▶ _Set exercise_:
The records below must be duplicated exactly, character for character.

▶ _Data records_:

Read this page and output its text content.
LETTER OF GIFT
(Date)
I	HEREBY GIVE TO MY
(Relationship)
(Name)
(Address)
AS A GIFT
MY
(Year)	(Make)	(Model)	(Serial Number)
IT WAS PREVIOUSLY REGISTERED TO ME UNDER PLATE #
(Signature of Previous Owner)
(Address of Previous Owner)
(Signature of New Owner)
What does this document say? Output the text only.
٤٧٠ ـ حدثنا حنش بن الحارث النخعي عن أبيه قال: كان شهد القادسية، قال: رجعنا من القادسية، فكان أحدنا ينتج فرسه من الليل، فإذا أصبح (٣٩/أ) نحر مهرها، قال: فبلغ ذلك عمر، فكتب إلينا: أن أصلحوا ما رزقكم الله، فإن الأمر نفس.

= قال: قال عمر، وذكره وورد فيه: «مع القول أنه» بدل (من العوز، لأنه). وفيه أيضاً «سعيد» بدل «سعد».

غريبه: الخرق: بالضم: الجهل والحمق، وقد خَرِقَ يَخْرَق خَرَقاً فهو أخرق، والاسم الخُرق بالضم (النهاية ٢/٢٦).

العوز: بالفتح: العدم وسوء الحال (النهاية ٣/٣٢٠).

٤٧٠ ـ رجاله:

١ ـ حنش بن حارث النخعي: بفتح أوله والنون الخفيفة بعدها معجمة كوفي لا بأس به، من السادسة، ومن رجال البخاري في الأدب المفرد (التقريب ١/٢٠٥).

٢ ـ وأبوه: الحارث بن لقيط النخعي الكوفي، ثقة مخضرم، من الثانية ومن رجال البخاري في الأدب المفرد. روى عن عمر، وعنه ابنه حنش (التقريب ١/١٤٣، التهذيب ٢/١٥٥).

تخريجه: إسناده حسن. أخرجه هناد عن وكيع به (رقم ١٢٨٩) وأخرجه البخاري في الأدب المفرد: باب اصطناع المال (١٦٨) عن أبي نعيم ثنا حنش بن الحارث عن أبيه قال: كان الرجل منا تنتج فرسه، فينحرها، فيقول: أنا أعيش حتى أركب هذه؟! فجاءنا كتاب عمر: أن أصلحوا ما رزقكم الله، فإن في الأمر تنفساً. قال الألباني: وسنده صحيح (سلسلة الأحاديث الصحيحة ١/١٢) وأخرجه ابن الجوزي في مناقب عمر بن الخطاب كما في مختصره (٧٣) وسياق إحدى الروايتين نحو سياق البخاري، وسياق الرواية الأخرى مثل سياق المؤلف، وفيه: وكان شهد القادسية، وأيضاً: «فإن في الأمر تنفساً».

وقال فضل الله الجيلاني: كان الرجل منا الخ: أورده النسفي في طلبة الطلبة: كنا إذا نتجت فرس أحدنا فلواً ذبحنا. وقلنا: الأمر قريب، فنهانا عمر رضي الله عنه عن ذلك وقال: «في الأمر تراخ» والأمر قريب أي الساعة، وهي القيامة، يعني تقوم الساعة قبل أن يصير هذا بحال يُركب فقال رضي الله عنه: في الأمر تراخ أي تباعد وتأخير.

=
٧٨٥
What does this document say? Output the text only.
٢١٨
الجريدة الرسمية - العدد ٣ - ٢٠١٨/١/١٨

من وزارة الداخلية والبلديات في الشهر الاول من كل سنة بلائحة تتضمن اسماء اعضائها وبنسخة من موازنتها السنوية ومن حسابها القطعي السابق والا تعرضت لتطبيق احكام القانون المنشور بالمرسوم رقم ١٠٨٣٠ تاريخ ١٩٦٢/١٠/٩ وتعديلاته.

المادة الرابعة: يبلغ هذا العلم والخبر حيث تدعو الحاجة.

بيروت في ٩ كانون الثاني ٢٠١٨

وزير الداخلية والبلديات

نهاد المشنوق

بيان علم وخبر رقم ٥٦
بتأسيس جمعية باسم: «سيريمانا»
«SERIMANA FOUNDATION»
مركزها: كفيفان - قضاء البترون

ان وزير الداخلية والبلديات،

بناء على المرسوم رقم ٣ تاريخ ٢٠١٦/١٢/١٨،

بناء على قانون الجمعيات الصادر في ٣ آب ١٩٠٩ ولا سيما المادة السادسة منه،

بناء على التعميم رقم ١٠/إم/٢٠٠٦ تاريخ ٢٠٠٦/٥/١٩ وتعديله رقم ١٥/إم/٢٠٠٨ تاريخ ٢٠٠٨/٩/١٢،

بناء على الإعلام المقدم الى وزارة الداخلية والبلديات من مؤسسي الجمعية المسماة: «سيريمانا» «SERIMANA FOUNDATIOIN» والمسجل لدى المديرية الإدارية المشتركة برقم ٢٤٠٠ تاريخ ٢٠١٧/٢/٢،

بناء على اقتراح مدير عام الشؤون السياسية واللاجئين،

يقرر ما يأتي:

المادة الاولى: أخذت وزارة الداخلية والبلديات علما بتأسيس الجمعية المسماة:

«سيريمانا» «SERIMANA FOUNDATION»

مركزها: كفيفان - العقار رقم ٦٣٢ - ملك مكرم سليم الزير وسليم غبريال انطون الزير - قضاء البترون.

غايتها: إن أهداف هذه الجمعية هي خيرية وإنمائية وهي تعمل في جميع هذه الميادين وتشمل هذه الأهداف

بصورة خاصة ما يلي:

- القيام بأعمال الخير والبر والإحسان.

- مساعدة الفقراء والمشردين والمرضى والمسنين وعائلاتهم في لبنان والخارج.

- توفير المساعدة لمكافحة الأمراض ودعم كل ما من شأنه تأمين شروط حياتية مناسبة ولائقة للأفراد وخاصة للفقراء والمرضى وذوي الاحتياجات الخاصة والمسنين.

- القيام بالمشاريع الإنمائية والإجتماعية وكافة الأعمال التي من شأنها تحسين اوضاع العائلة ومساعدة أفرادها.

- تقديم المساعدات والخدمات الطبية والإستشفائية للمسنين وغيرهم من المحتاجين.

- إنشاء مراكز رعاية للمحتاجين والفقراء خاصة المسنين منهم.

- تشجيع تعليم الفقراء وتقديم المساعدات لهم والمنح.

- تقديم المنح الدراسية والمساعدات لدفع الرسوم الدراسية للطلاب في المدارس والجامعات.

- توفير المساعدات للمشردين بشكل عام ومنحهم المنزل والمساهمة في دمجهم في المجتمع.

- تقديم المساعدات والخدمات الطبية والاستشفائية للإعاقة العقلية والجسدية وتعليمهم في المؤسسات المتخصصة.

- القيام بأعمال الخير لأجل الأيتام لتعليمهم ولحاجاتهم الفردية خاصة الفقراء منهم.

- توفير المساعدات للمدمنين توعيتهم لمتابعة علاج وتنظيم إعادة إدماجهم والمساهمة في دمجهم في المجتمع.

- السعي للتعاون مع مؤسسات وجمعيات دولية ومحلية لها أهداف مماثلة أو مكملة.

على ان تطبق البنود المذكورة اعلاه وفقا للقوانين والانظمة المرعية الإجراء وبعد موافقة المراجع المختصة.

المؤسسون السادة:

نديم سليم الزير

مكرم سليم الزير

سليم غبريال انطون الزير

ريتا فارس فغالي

▶ _Answer to the task_:
Read this page and output its text content.
LETTER OF GIFT
(Date)
I	HEREBY GIVE TO MY
(Relationship)
(Name)
(Address)
AS A GIFT
MY
(Year)	(Make)	(Model)	(Serial Number)
IT WAS PREVIOUSLY REGISTERED TO ME UNDER PLATE #
(Signature of Previous Owner)
(Address of Previous Owner)
(Signature of New Owner)
What does this document say? Output the text only.
٤٧٠ ـ حدثنا حنش بن الحارث النخعي عن أبيه قال: كان شهد القادسية، قال: رجعنا من القادسية، فكان أحدنا ينتج فرسه من الليل، فإذا أصبح (٣٩/أ) نحر مهرها، قال: فبلغ ذلك عمر، فكتب إلينا: أن أصلحوا ما رزقكم الله، فإن الأمر نفس.

= قال: قال عمر، وذكره وورد فيه: «مع القول أنه» بدل (من العوز، لأنه). وفيه أيضاً «سعيد» بدل «سعد».

غريبه: الخرق: بالضم: الجهل والحمق، وقد خَرِقَ يَخْرَق خَرَقاً فهو أخرق، والاسم الخُرق بالضم (النهاية ٢/٢٦).

العوز: بالفتح: العدم وسوء الحال (النهاية ٣/٣٢٠).

٤٧٠ ـ رجاله:

١ ـ حنش بن حارث النخعي: بفتح أوله والنون الخفيفة بعدها معجمة كوفي لا بأس به، من السادسة، ومن رجال البخاري في الأدب المفرد (التقريب ١/٢٠٥).

٢ ـ وأبوه: الحارث بن لقيط النخعي الكوفي، ثقة مخضرم، من الثانية ومن رجال البخاري في الأدب المفرد. روى عن عمر، وعنه ابنه حنش (التقريب ١/١٤٣، التهذيب ٢/١٥٥).

تخريجه: إسناده حسن. أخرجه هناد عن وكيع به (رقم ١٢٨٩) وأخرجه البخاري في الأدب المفرد: باب اصطناع المال (١٦٨) عن أبي نعيم ثنا حنش بن الحارث عن أبيه قال: كان الرجل منا تنتج فرسه، فينحرها، فيقول: أنا أعيش حتى أركب هذه؟! فجاءنا كتاب عمر: أن أصلحوا ما رزقكم الله، فإن في الأمر تنفساً. قال الألباني: وسنده صحيح (سلسلة الأحاديث الصحيحة ١/١٢) وأخرجه ابن الجوزي في مناقب عمر بن الخطاب كما في مختصره (٧٣) وسياق إحدى الروايتين نحو سياق البخاري، وسياق الرواية الأخرى مثل سياق المؤلف، وفيه: وكان شهد القادسية، وأيضاً: «فإن في الأمر تنفساً».

وقال فضل الله الجيلاني: كان الرجل منا الخ: أورده النسفي في طلبة الطلبة: كنا إذا نتجت فرس أحدنا فلواً ذبحنا. وقلنا: الأمر قريب، فنهانا عمر رضي الله عنه عن ذلك وقال: «في الأمر تراخ» والأمر قريب أي الساعة، وهي القيامة، يعني تقوم الساعة قبل أن يصير هذا بحال يُركب فقال رضي الله عنه: في الأمر تراخ أي تباعد وتأخير.

=
٧٨٥
What does this document say? Output the text only.
٢١٨
الجريدة الرسمية - العدد ٣ - ٢٠١٨/١/١٨

من وزارة الداخلية والبلديات في الشهر الاول من كل سنة بلائحة تتضمن اسماء اعضائها وبنسخة من موازنتها السنوية ومن حسابها القطعي السابق والا تعرضت لتطبيق احكام القانون المنشور بالمرسوم رقم ١٠٨٣٠ تاريخ ١٩٦٢/١٠/٩ وتعديلاته.

المادة الرابعة: يبلغ هذا العلم والخبر حيث تدعو الحاجة.

بيروت في ٩ كانون الثاني ٢٠١٨

وزير الداخلية والبلديات

نهاد المشنوق

بيان علم وخبر رقم ٥٦
بتأسيس جمعية باسم: «سيريمانا»
«SERIMANA FOUNDATION»
مركزها: كفيفان - قضاء البترون

ان وزير الداخلية والبلديات،

بناء على المرسوم رقم ٣ تاريخ ٢٠١٦/١٢/١٨،

بناء على قانون الجمعيات الصادر في ٣ آب ١٩٠٩ ولا سيما المادة السادسة منه،

بناء على التعميم رقم ١٠/إم/٢٠٠٦ تاريخ ٢٠٠٦/٥/١٩ وتعديله رقم ١٥/إم/٢٠٠٨ تاريخ ٢٠٠٨/٩/١٢،

بناء على الإعلام المقدم الى وزارة الداخلية والبلديات من مؤسسي الجمعية المسماة: «سيريمانا» «SERIMANA FOUNDATIOIN» والمسجل لدى المديرية الإدارية المشتركة برقم ٢٤٠٠ تاريخ ٢٠١٧/٢/٢،

بناء على اقتراح مدير عام الشؤون السياسية واللاجئين،

يقرر ما يأتي:

المادة الاولى: أخذت وزارة الداخلية والبلديات علما بتأسيس الجمعية المسماة:

«سيريمانا» «SERIMANA FOUNDATION»

مركزها: كفيفان - العقار رقم ٦٣٢ - ملك مكرم سليم الزير وسليم غبريال انطون الزير - قضاء البترون.

غايتها: إن أهداف هذه الجمعية هي خيرية وإنمائية وهي تعمل في جميع هذه الميادين وتشمل هذه الأهداف

بصورة خاصة ما يلي:

- القيام بأعمال الخير والبر والإحسان.

- مساعدة الفقراء والمشردين والمرضى والمسنين وعائلاتهم في لبنان والخارج.

- توفير المساعدة لمكافحة الأمراض ودعم كل ما من شأنه تأمين شروط حياتية مناسبة ولائقة للأفراد وخاصة للفقراء والمرضى وذوي الاحتياجات الخاصة والمسنين.

- القيام بالمشاريع الإنمائية والإجتماعية وكافة الأعمال التي من شأنها تحسين اوضاع العائلة ومساعدة أفرادها.

- تقديم المساعدات والخدمات الطبية والإستشفائية للمسنين وغيرهم من المحتاجين.

- إنشاء مراكز رعاية للمحتاجين والفقراء خاصة المسنين منهم.

- تشجيع تعليم الفقراء وتقديم المساعدات لهم والمنح.

- تقديم المنح الدراسية والمساعدات لدفع الرسوم الدراسية للطلاب في المدارس والجامعات.

- توفير المساعدات للمشردين بشكل عام ومنحهم المنزل والمساهمة في دمجهم في المجتمع.

- تقديم المساعدات والخدمات الطبية والاستشفائية للإعاقة العقلية والجسدية وتعليمهم في المؤسسات المتخصصة.

- القيام بأعمال الخير لأجل الأيتام لتعليمهم ولحاجاتهم الفردية خاصة الفقراء منهم.

- توفير المساعدات للمدمنين توعيتهم لمتابعة علاج وتنظيم إعادة إدماجهم والمساهمة في دمجهم في المجتمع.

- السعي للتعاون مع مؤسسات وجمعيات دولية ومحلية لها أهداف مماثلة أو مكملة.

على ان تطبق البنود المذكورة اعلاه وفقا للقوانين والانظمة المرعية الإجراء وبعد موافقة المراجع المختصة.

المؤسسون السادة:

نديم سليم الزير

مكرم سليم الزير

سليم غبريال انطون الزير

ريتا فارس فغالي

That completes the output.